Excerpt provided:
*** Begin section ***
Ski resort in Portugal

Serra da Estrela Ski Resort (Estância de Esqui da Serra da Estrela) is a ski resort located in a mountain range named Serra da Estrela, in the municipality of Seia, parish (freguesia) of Loriga, Portugal.

==Description==
This small ski resort is located in Serra da Estrela, close to Torre, the highest point in mainland Portugal, located in the municipality of Seia, within the Serra da Estrela Natural Park and the parish of Loriga, at an elevation of approximately 2,000 meters at the highest point. The nearest urban area to the resort is the city of Covilhã, about 20 km away, and the nearest accommodation is located in Penhas da Saúde, about 10 minutes away.

Covered by a blanket of snow from December to April, also aided by cannons that produce artificial snow, the ski resort has infrastructure for practicing winter sports and modern chair lifts. It is possible to rent equipment for skiing and snowboarding at this location.

This ski resort has 9 slopes, with a total length of 6.1 km, considered good for beginner skiers, but there are also slopes for more advanced skiers. Its minimum elevation is 1,854 meters in elevation, and the maximum is 1,984 m.
*** End section ***
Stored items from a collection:
*** Begin section ***
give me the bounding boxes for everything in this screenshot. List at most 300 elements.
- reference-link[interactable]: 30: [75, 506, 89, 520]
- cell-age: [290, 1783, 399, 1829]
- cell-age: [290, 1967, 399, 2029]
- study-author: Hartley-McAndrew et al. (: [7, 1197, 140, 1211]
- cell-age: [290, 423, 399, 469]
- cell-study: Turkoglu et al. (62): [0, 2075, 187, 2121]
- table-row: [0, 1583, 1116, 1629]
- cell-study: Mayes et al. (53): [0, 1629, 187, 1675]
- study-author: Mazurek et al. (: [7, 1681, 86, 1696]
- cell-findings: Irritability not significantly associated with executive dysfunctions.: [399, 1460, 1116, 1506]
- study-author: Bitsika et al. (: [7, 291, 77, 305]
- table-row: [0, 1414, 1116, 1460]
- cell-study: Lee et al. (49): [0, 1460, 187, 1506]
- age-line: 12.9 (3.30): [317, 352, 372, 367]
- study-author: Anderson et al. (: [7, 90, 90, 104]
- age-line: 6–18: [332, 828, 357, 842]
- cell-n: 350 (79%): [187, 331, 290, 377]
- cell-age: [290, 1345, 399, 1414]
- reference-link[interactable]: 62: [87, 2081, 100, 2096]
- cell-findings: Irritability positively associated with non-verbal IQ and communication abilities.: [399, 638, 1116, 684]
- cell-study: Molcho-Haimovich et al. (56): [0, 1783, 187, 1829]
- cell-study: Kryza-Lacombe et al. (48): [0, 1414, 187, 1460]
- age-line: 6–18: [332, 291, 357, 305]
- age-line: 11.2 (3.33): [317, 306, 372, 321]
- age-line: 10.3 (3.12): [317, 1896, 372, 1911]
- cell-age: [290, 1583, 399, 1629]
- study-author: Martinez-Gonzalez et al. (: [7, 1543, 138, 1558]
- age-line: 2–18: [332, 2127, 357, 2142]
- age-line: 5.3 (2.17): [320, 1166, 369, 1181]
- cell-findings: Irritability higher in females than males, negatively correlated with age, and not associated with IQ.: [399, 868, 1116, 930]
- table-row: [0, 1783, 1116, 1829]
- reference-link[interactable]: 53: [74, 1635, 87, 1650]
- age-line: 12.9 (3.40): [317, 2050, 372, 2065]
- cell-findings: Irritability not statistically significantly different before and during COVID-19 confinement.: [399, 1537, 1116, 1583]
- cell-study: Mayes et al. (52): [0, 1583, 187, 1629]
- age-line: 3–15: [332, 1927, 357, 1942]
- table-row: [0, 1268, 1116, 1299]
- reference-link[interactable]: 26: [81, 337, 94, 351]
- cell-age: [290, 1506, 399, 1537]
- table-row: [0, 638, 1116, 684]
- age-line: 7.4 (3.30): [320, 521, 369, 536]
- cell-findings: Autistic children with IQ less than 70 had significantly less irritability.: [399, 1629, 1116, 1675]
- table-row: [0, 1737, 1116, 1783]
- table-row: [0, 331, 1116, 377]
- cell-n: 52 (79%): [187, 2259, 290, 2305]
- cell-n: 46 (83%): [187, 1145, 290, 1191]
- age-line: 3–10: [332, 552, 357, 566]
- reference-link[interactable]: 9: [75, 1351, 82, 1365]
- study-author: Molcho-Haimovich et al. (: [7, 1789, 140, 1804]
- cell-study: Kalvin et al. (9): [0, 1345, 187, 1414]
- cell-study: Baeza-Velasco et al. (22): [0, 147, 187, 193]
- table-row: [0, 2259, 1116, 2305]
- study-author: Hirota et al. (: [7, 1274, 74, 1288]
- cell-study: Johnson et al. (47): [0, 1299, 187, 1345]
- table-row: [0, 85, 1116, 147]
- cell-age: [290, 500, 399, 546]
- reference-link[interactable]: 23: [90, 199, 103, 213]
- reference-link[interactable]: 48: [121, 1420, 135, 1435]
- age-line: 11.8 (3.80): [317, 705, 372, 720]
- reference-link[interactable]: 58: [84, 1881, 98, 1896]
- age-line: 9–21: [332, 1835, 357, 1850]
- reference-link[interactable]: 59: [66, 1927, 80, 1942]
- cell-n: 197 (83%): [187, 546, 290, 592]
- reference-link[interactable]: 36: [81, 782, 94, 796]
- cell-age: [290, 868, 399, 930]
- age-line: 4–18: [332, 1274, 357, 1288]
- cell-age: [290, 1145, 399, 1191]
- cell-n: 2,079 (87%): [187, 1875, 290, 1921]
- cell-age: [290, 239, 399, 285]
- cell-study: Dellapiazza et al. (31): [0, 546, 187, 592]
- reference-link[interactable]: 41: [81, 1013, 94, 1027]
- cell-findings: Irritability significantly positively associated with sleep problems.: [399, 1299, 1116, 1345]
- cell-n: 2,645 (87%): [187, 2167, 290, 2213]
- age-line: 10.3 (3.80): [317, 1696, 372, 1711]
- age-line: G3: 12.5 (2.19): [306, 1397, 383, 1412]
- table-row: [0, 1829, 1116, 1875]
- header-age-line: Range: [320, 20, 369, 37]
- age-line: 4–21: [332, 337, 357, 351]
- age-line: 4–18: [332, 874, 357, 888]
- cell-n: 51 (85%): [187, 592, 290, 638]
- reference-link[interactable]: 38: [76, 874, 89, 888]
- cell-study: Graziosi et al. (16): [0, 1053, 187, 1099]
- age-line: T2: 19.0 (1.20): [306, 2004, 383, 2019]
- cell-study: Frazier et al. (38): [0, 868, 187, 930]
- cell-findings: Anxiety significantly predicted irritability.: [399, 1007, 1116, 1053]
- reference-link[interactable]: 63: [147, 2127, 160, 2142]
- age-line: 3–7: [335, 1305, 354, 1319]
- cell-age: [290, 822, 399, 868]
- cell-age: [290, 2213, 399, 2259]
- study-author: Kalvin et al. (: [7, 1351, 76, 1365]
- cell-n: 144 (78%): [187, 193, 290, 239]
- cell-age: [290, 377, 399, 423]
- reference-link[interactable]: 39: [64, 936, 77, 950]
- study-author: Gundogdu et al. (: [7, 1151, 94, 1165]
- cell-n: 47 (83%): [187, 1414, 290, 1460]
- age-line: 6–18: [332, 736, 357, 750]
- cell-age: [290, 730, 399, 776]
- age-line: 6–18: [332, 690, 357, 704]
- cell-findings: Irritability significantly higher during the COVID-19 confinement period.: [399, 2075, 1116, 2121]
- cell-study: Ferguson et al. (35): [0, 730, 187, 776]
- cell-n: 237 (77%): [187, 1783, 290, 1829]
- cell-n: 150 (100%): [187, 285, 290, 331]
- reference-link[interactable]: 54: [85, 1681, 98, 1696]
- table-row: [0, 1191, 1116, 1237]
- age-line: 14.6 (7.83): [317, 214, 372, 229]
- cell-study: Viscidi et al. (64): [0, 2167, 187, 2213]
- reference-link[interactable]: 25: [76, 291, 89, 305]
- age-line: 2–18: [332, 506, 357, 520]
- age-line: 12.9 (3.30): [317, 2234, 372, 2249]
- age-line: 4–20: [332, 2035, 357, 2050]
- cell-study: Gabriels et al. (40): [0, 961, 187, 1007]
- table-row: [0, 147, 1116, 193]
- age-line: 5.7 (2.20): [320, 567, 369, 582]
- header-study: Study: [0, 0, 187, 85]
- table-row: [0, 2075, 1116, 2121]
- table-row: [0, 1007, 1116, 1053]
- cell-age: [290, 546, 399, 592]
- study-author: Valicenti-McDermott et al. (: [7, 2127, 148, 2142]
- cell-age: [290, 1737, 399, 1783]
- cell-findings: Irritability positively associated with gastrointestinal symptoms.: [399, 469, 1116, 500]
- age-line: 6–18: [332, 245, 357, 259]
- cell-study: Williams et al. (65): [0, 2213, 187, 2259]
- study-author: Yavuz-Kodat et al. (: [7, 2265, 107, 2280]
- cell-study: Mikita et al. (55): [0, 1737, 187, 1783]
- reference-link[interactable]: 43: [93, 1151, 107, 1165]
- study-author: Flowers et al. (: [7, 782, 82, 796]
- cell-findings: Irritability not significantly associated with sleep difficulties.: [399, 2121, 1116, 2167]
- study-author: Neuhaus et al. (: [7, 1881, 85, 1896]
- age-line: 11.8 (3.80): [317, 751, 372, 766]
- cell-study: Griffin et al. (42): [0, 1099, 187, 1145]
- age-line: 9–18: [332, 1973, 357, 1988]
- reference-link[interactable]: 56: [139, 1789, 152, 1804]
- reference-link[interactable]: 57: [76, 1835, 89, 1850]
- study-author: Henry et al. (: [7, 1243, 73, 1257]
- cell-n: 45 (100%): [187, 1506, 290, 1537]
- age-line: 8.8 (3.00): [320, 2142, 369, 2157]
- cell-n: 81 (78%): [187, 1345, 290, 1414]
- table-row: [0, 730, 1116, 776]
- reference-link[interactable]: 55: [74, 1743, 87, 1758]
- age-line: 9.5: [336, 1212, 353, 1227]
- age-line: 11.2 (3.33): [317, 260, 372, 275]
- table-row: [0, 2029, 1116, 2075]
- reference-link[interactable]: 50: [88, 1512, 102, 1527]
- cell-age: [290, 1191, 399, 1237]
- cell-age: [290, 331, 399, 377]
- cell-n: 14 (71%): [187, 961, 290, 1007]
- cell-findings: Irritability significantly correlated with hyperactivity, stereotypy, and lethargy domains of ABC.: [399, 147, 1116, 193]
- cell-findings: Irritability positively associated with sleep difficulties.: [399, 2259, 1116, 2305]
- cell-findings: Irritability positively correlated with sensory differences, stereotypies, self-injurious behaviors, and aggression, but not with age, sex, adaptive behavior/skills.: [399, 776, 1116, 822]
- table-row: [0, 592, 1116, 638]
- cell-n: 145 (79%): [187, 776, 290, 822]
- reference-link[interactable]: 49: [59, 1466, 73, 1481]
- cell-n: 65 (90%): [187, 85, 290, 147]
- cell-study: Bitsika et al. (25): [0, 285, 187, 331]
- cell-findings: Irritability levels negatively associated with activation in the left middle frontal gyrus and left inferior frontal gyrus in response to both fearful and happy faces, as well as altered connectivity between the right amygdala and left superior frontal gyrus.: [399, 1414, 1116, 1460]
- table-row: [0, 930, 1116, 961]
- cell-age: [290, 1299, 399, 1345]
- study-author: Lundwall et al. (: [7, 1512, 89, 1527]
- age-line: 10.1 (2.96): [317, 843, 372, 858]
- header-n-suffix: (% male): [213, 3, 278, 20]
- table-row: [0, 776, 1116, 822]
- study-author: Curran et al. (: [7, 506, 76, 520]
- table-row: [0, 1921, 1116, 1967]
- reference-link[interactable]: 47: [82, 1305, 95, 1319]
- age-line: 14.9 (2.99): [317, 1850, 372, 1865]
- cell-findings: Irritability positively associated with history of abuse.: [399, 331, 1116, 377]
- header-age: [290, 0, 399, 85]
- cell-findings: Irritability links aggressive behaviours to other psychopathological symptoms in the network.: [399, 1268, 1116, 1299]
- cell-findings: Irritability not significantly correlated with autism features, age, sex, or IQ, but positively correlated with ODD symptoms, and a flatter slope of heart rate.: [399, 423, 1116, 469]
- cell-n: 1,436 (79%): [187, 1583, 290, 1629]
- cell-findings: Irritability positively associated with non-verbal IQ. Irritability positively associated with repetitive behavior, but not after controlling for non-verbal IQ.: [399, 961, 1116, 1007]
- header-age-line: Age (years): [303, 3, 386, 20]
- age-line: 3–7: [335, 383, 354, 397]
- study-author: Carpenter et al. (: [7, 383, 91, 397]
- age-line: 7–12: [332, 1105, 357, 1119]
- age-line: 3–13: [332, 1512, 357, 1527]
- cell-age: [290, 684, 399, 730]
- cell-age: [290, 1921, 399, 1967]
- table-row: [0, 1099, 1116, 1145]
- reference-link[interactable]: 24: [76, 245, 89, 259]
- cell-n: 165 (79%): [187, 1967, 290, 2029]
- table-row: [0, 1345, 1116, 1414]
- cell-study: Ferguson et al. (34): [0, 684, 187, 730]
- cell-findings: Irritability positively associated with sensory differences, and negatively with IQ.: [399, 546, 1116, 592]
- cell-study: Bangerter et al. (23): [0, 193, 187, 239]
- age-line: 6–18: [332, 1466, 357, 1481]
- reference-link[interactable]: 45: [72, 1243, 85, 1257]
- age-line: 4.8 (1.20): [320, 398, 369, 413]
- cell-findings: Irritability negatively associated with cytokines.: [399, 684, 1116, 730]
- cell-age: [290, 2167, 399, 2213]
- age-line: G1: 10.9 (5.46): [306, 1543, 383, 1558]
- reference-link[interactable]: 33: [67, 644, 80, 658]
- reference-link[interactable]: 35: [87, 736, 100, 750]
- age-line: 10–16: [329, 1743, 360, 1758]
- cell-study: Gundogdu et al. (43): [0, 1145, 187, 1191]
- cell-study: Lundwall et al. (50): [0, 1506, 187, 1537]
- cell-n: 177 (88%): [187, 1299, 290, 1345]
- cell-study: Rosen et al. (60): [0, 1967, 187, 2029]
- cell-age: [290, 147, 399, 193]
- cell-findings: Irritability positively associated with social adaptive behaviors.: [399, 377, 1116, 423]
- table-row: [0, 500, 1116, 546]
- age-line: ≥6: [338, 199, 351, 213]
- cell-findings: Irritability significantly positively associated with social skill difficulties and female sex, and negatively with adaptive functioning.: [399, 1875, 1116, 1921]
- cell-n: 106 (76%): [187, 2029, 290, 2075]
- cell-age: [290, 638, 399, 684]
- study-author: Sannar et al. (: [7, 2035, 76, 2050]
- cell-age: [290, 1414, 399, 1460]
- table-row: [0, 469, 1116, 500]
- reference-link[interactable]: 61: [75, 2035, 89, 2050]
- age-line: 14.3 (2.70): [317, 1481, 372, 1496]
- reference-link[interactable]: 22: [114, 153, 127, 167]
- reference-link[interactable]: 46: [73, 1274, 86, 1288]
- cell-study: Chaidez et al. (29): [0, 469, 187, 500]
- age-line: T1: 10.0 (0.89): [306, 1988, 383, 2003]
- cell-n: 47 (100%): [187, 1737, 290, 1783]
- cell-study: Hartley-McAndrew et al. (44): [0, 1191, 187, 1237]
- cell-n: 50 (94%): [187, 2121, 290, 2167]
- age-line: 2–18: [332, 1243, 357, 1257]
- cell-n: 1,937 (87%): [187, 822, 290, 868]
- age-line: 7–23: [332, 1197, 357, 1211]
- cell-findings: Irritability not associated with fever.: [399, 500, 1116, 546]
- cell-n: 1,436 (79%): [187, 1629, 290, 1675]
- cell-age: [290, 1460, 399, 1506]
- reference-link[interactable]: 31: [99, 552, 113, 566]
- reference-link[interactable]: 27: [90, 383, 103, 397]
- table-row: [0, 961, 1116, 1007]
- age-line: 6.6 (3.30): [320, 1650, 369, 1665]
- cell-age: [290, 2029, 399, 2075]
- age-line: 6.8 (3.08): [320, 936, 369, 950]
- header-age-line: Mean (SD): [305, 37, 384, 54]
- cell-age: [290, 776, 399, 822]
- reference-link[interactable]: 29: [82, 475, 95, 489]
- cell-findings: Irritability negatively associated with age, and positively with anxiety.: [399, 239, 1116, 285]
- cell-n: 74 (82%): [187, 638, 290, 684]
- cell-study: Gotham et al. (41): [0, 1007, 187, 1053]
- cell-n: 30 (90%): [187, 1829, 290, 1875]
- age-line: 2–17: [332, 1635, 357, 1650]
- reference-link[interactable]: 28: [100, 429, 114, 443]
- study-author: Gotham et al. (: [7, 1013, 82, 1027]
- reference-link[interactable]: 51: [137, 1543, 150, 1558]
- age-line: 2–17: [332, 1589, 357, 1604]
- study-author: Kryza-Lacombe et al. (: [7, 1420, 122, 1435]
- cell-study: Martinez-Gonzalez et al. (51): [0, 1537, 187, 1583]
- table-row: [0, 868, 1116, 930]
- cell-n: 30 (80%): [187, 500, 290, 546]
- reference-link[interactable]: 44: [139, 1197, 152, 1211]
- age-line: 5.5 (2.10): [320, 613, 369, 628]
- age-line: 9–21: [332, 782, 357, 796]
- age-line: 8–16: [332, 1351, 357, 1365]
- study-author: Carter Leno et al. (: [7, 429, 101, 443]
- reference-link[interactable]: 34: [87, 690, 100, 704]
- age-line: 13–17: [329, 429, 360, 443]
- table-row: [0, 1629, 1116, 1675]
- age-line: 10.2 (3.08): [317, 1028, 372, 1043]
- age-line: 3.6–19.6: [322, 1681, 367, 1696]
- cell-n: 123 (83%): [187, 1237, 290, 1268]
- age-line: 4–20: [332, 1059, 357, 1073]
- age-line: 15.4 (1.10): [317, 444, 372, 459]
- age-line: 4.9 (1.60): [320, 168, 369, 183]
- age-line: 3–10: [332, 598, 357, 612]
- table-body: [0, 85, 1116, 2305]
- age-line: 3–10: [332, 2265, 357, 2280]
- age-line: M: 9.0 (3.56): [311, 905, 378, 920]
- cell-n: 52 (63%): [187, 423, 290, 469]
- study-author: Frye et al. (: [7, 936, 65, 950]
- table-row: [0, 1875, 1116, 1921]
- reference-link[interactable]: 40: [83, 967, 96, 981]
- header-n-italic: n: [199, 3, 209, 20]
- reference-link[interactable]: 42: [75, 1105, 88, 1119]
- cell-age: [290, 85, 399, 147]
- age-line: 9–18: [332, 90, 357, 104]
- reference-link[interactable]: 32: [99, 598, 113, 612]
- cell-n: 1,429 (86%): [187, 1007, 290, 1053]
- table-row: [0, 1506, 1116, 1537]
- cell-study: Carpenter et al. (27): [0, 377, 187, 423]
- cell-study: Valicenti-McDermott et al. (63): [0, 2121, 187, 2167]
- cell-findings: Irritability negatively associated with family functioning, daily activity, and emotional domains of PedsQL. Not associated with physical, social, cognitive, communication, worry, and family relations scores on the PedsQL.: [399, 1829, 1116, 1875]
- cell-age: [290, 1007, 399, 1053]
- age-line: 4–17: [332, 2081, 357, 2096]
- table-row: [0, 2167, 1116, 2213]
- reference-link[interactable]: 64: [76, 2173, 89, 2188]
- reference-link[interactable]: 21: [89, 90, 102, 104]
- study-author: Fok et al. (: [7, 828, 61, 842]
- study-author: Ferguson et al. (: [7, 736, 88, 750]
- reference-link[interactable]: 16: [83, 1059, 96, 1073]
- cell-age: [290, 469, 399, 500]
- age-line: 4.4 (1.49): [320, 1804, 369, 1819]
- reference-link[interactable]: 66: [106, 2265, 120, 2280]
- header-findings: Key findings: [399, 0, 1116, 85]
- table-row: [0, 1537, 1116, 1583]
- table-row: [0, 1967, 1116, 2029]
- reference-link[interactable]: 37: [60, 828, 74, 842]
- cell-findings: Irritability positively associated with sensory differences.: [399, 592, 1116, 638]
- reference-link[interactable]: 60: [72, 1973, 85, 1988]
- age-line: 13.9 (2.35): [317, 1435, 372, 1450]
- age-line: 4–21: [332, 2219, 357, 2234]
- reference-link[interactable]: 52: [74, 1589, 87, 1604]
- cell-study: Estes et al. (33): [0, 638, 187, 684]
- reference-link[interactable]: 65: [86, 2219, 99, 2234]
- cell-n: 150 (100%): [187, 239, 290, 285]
*** End section ***
What is required: Update the ski resort text from "Covered by a" to "at this location.", replacing "chair lifts" with "ski lifts". Rely only on the text about the Serra da Estrela ski resort.

Exercise response:
Covered by a blanket of snow from December to April, also aided by cannons that produce artificial snow, the ski resort has infrastructure for practicing winter sports and modern ski lifts. It is possible to rent equipment for skiing and snowboarding at this location.